> [Excerpted data]:

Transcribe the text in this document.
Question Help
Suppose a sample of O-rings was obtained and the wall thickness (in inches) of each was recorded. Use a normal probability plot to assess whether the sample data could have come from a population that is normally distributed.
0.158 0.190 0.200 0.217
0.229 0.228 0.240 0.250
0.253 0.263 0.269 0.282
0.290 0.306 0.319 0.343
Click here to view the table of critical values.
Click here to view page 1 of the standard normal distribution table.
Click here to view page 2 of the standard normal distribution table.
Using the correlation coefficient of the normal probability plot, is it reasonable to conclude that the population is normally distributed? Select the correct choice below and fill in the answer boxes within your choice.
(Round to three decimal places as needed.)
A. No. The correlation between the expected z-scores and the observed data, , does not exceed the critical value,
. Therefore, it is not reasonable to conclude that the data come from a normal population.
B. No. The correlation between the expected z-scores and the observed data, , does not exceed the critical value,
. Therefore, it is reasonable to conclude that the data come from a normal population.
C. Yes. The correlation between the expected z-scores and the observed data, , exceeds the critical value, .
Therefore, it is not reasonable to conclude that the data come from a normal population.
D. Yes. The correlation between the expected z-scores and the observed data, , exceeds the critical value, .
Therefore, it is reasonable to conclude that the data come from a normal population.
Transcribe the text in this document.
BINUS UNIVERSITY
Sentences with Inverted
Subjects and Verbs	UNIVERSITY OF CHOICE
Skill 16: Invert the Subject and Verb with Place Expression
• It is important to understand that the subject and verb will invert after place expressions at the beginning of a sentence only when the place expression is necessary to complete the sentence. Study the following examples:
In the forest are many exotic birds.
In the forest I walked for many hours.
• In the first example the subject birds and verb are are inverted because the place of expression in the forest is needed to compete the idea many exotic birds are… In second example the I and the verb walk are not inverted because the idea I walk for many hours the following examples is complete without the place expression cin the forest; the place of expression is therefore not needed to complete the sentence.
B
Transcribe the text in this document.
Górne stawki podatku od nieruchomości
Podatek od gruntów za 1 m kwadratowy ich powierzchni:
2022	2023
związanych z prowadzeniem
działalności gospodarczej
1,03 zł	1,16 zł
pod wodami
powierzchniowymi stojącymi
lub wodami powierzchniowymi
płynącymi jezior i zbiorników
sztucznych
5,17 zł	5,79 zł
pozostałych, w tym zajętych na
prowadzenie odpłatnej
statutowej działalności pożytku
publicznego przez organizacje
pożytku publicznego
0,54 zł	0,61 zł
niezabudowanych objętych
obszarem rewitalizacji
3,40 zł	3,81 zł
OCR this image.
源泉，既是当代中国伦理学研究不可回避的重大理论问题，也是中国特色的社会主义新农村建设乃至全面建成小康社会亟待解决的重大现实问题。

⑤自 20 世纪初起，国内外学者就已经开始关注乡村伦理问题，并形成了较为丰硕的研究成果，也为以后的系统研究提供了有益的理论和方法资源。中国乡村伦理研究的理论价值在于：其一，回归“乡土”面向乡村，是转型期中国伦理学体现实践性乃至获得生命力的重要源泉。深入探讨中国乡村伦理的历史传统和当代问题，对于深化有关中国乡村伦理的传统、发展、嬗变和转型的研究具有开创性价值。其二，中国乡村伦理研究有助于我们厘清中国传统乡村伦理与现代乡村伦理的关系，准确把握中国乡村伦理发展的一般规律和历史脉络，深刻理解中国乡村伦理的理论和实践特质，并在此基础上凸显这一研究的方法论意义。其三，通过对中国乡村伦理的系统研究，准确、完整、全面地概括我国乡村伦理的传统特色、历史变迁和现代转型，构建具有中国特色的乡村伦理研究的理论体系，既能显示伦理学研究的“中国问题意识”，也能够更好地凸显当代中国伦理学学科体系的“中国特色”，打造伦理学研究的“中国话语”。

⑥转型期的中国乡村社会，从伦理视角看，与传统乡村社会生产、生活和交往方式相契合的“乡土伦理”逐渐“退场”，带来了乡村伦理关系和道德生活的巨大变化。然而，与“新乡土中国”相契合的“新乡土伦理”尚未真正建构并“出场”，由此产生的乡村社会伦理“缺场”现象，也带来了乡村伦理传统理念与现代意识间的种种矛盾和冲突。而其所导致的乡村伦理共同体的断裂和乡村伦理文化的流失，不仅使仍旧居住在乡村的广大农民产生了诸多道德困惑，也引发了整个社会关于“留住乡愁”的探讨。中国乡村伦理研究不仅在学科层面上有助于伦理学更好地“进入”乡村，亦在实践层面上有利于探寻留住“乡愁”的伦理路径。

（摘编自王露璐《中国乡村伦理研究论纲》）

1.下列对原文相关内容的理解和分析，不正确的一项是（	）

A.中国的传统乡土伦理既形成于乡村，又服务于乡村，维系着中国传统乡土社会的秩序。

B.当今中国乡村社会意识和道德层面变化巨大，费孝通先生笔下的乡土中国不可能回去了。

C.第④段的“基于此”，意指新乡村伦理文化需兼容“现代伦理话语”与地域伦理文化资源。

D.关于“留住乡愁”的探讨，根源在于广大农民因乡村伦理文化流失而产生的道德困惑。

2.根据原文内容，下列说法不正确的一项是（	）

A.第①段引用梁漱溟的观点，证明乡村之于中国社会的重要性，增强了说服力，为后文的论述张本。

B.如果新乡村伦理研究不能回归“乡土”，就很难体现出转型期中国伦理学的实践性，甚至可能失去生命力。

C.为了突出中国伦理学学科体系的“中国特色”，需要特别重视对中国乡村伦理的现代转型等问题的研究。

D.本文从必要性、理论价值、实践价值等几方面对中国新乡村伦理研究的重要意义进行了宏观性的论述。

> [What you are asked to do]: Quote each line of the listing above exactly.

> [Correct response]:
Transcribe the text in this document.
Question Help
Suppose a sample of O-rings was obtained and the wall thickness (in inches) of each was recorded. Use a normal probability plot to assess whether the sample data could have come from a population that is normally distributed.
0.158 0.190 0.200 0.217
0.229 0.228 0.240 0.250
0.253 0.263 0.269 0.282
0.290 0.306 0.319 0.343
Click here to view the table of critical values.
Click here to view page 1 of the standard normal distribution table.
Click here to view page 2 of the standard normal distribution table.
Using the correlation coefficient of the normal probability plot, is it reasonable to conclude that the population is normally distributed? Select the correct choice below and fill in the answer boxes within your choice.
(Round to three decimal places as needed.)
A. No. The correlation between the expected z-scores and the observed data, , does not exceed the critical value,
. Therefore, it is not reasonable to conclude that the data come from a normal population.
B. No. The correlation between the expected z-scores and the observed data, , does not exceed the critical value,
. Therefore, it is reasonable to conclude that the data come from a normal population.
C. Yes. The correlation between the expected z-scores and the observed data, , exceeds the critical value, .
Therefore, it is not reasonable to conclude that the data come from a normal population.
D. Yes. The correlation between the expected z-scores and the observed data, , exceeds the critical value, .
Therefore, it is reasonable to conclude that the data come from a normal population.
Transcribe the text in this document.
BINUS UNIVERSITY
Sentences with Inverted
Subjects and Verbs	UNIVERSITY OF CHOICE
Skill 16: Invert the Subject and Verb with Place Expression
• It is important to understand that the subject and verb will invert after place expressions at the beginning of a sentence only when the place expression is necessary to complete the sentence. Study the following examples:
In the forest are many exotic birds.
In the forest I walked for many hours.
• In the first example the subject birds and verb are are inverted because the place of expression in the forest is needed to compete the idea many exotic birds are… In second example the I and the verb walk are not inverted because the idea I walk for many hours the following examples is complete without the place expression cin the forest; the place of expression is therefore not needed to complete the sentence.
B
Transcribe the text in this document.
Górne stawki podatku od nieruchomości
Podatek od gruntów za 1 m kwadratowy ich powierzchni:
2022	2023
związanych z prowadzeniem
działalności gospodarczej
1,03 zł	1,16 zł
pod wodami
powierzchniowymi stojącymi
lub wodami powierzchniowymi
płynącymi jezior i zbiorników
sztucznych
5,17 zł	5,79 zł
pozostałych, w tym zajętych na
prowadzenie odpłatnej
statutowej działalności pożytku
publicznego przez organizacje
pożytku publicznego
0,54 zł	0,61 zł
niezabudowanych objętych
obszarem rewitalizacji
3,40 zł	3,81 zł
OCR this image.
源泉，既是当代中国伦理学研究不可回避的重大理论问题，也是中国特色的社会主义新农村建设乃至全面建成小康社会亟待解决的重大现实问题。

⑤自 20 世纪初起，国内外学者就已经开始关注乡村伦理问题，并形成了较为丰硕的研究成果，也为以后的系统研究提供了有益的理论和方法资源。中国乡村伦理研究的理论价值在于：其一，回归“乡土”面向乡村，是转型期中国伦理学体现实践性乃至获得生命力的重要源泉。深入探讨中国乡村伦理的历史传统和当代问题，对于深化有关中国乡村伦理的传统、发展、嬗变和转型的研究具有开创性价值。其二，中国乡村伦理研究有助于我们厘清中国传统乡村伦理与现代乡村伦理的关系，准确把握中国乡村伦理发展的一般规律和历史脉络，深刻理解中国乡村伦理的理论和实践特质，并在此基础上凸显这一研究的方法论意义。其三，通过对中国乡村伦理的系统研究，准确、完整、全面地概括我国乡村伦理的传统特色、历史变迁和现代转型，构建具有中国特色的乡村伦理研究的理论体系，既能显示伦理学研究的“中国问题意识”，也能够更好地凸显当代中国伦理学学科体系的“中国特色”，打造伦理学研究的“中国话语”。

⑥转型期的中国乡村社会，从伦理视角看，与传统乡村社会生产、生活和交往方式相契合的“乡土伦理”逐渐“退场”，带来了乡村伦理关系和道德生活的巨大变化。然而，与“新乡土中国”相契合的“新乡土伦理”尚未真正建构并“出场”，由此产生的乡村社会伦理“缺场”现象，也带来了乡村伦理传统理念与现代意识间的种种矛盾和冲突。而其所导致的乡村伦理共同体的断裂和乡村伦理文化的流失，不仅使仍旧居住在乡村的广大农民产生了诸多道德困惑，也引发了整个社会关于“留住乡愁”的探讨。中国乡村伦理研究不仅在学科层面上有助于伦理学更好地“进入”乡村，亦在实践层面上有利于探寻留住“乡愁”的伦理路径。

（摘编自王露璐《中国乡村伦理研究论纲》）

1.下列对原文相关内容的理解和分析，不正确的一项是（	）

A.中国的传统乡土伦理既形成于乡村，又服务于乡村，维系着中国传统乡土社会的秩序。

B.当今中国乡村社会意识和道德层面变化巨大，费孝通先生笔下的乡土中国不可能回去了。

C.第④段的“基于此”，意指新乡村伦理文化需兼容“现代伦理话语”与地域伦理文化资源。

D.关于“留住乡愁”的探讨，根源在于广大农民因乡村伦理文化流失而产生的道德困惑。

2.根据原文内容，下列说法不正确的一项是（	）

A.第①段引用梁漱溟的观点，证明乡村之于中国社会的重要性，增强了说服力，为后文的论述张本。

B.如果新乡村伦理研究不能回归“乡土”，就很难体现出转型期中国伦理学的实践性，甚至可能失去生命力。

C.为了突出中国伦理学学科体系的“中国特色”，需要特别重视对中国乡村伦理的现代转型等问题的研究。

D.本文从必要性、理论价值、实践价值等几方面对中国新乡村伦理研究的重要意义进行了宏观性的论述。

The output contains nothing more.